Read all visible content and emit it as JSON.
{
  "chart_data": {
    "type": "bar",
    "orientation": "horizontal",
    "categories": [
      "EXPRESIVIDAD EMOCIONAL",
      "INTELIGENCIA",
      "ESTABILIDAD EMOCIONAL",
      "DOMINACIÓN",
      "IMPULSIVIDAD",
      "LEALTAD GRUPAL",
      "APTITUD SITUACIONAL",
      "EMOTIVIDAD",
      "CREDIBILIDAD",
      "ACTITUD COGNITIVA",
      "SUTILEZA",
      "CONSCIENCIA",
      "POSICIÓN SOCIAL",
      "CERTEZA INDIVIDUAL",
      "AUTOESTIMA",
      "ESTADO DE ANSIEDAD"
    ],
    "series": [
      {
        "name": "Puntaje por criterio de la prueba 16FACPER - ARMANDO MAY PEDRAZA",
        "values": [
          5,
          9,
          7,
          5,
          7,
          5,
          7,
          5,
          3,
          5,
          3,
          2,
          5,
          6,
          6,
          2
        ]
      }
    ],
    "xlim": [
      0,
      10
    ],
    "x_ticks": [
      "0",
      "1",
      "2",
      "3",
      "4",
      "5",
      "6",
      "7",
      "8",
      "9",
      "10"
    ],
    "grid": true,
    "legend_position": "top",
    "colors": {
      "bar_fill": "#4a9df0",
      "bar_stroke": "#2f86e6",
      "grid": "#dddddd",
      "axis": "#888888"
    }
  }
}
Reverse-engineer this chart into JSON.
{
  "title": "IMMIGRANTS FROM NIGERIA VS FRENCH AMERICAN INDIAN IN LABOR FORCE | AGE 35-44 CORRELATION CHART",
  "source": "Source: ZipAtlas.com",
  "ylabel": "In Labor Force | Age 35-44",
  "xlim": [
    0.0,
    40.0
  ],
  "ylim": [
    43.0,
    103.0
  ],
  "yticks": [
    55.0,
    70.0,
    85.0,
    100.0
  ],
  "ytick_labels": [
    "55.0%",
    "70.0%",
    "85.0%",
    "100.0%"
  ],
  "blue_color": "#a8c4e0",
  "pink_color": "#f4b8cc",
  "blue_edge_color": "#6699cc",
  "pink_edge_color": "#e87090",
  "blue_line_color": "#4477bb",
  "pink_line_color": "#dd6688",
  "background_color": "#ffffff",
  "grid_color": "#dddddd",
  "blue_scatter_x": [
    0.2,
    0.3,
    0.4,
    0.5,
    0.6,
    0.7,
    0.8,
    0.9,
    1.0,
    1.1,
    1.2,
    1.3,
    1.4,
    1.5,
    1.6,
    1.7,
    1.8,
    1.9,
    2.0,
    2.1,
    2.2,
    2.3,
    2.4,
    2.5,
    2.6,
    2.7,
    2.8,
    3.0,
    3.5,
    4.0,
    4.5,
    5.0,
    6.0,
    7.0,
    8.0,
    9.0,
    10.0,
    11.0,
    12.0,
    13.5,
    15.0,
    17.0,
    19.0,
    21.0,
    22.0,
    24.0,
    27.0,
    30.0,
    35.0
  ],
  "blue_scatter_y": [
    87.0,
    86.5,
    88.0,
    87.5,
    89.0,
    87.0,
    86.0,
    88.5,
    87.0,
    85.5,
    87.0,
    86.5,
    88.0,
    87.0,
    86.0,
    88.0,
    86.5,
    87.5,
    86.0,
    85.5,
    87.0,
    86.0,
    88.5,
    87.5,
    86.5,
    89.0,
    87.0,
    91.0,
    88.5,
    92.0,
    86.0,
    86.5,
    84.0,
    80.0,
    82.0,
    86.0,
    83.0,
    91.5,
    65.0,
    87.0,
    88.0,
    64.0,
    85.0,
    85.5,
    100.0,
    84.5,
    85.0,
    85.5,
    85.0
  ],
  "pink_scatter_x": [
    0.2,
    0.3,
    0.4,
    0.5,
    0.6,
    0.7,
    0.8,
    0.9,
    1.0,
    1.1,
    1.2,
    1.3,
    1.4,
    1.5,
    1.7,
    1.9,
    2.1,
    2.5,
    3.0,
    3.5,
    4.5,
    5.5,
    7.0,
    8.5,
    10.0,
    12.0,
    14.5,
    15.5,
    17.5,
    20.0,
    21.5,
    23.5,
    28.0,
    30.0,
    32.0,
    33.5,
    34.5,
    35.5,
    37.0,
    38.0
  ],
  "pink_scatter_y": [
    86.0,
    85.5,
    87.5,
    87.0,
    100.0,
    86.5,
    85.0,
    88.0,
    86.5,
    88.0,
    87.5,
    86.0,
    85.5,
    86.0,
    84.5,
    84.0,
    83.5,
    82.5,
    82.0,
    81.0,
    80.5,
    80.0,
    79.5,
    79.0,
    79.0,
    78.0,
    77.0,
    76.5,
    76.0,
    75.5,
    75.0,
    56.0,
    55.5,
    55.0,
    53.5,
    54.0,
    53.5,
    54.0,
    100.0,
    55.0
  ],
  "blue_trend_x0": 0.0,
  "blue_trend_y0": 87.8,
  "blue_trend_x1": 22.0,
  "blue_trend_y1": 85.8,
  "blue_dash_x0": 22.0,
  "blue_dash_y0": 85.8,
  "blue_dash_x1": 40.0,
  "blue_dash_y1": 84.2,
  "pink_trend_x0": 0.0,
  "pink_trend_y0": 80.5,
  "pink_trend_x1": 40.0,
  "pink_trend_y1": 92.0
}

• _Problem to work on_:
Transcribe each entry precisely, missing none.

• _Problem solution_:
Read all visible content and emit it as JSON.
{
  "chart_data": {
    "type": "bar",
    "orientation": "horizontal",
    "categories": [
      "EXPRESIVIDAD EMOCIONAL",
      "INTELIGENCIA",
      "ESTABILIDAD EMOCIONAL",
      "DOMINACIÓN",
      "IMPULSIVIDAD",
      "LEALTAD GRUPAL",
      "APTITUD SITUACIONAL",
      "EMOTIVIDAD",
      "CREDIBILIDAD",
      "ACTITUD COGNITIVA",
      "SUTILEZA",
      "CONSCIENCIA",
      "POSICIÓN SOCIAL",
      "CERTEZA INDIVIDUAL",
      "AUTOESTIMA",
      "ESTADO DE ANSIEDAD"
    ],
    "series": [
      {
        "name": "Puntaje por criterio de la prueba 16FACPER - ARMANDO MAY PEDRAZA",
        "values": [
          5,
          9,
          7,
          5,
          7,
          5,
          7,
          5,
          3,
          5,
          3,
          2,
          5,
          6,
          6,
          2
        ]
      }
    ],
    "xlim": [
      0,
      10
    ],
    "x_ticks": [
      "0",
      "1",
      "2",
      "3",
      "4",
      "5",
      "6",
      "7",
      "8",
      "9",
      "10"
    ],
    "grid": true,
    "legend_position": "top",
    "colors": {
      "bar_fill": "#4a9df0",
      "bar_stroke": "#2f86e6",
      "grid": "#dddddd",
      "axis": "#888888"
    }
  }
}
Reverse-engineer this chart into JSON.
{
  "title": "IMMIGRANTS FROM NIGERIA VS FRENCH AMERICAN INDIAN IN LABOR FORCE | AGE 35-44 CORRELATION CHART",
  "source": "Source: ZipAtlas.com",
  "ylabel": "In Labor Force | Age 35-44",
  "xlim": [
    0.0,
    40.0
  ],
  "ylim": [
    43.0,
    103.0
  ],
  "yticks": [
    55.0,
    70.0,
    85.0,
    100.0
  ],
  "ytick_labels": [
    "55.0%",
    "70.0%",
    "85.0%",
    "100.0%"
  ],
  "blue_color": "#a8c4e0",
  "pink_color": "#f4b8cc",
  "blue_edge_color": "#6699cc",
  "pink_edge_color": "#e87090",
  "blue_line_color": "#4477bb",
  "pink_line_color": "#dd6688",
  "background_color": "#ffffff",
  "grid_color": "#dddddd",
  "blue_scatter_x": [
    0.2,
    0.3,
    0.4,
    0.5,
    0.6,
    0.7,
    0.8,
    0.9,
    1.0,
    1.1,
    1.2,
    1.3,
    1.4,
    1.5,
    1.6,
    1.7,
    1.8,
    1.9,
    2.0,
    2.1,
    2.2,
    2.3,
    2.4,
    2.5,
    2.6,
    2.7,
    2.8,
    3.0,
    3.5,
    4.0,
    4.5,
    5.0,
    6.0,
    7.0,
    8.0,
    9.0,
    10.0,
    11.0,
    12.0,
    13.5,
    15.0,
    17.0,
    19.0,
    21.0,
    22.0,
    24.0,
    27.0,
    30.0,
    35.0
  ],
  "blue_scatter_y": [
    87.0,
    86.5,
    88.0,
    87.5,
    89.0,
    87.0,
    86.0,
    88.5,
    87.0,
    85.5,
    87.0,
    86.5,
    88.0,
    87.0,
    86.0,
    88.0,
    86.5,
    87.5,
    86.0,
    85.5,
    87.0,
    86.0,
    88.5,
    87.5,
    86.5,
    89.0,
    87.0,
    91.0,
    88.5,
    92.0,
    86.0,
    86.5,
    84.0,
    80.0,
    82.0,
    86.0,
    83.0,
    91.5,
    65.0,
    87.0,
    88.0,
    64.0,
    85.0,
    85.5,
    100.0,
    84.5,
    85.0,
    85.5,
    85.0
  ],
  "pink_scatter_x": [
    0.2,
    0.3,
    0.4,
    0.5,
    0.6,
    0.7,
    0.8,
    0.9,
    1.0,
    1.1,
    1.2,
    1.3,
    1.4,
    1.5,
    1.7,
    1.9,
    2.1,
    2.5,
    3.0,
    3.5,
    4.5,
    5.5,
    7.0,
    8.5,
    10.0,
    12.0,
    14.5,
    15.5,
    17.5,
    20.0,
    21.5,
    23.5,
    28.0,
    30.0,
    32.0,
    33.5,
    34.5,
    35.5,
    37.0,
    38.0
  ],
  "pink_scatter_y": [
    86.0,
    85.5,
    87.5,
    87.0,
    100.0,
    86.5,
    85.0,
    88.0,
    86.5,
    88.0,
    87.5,
    86.0,
    85.5,
    86.0,
    84.5,
    84.0,
    83.5,
    82.5,
    82.0,
    81.0,
    80.5,
    80.0,
    79.5,
    79.0,
    79.0,
    78.0,
    77.0,
    76.5,
    76.0,
    75.5,
    75.0,
    56.0,
    55.5,
    55.0,
    53.5,
    54.0,
    53.5,
    54.0,
    100.0,
    55.0
  ],
  "blue_trend_x0": 0.0,
  "blue_trend_y0": 87.8,
  "blue_trend_x1": 22.0,
  "blue_trend_y1": 85.8,
  "blue_dash_x0": 22.0,
  "blue_dash_y0": 85.8,
  "blue_dash_x1": 40.0,
  "blue_dash_y1": 84.2,
  "pink_trend_x0": 0.0,
  "pink_trend_y0": 80.5,
  "pink_trend_x1": 40.0,
  "pink_trend_y1": 92.0
}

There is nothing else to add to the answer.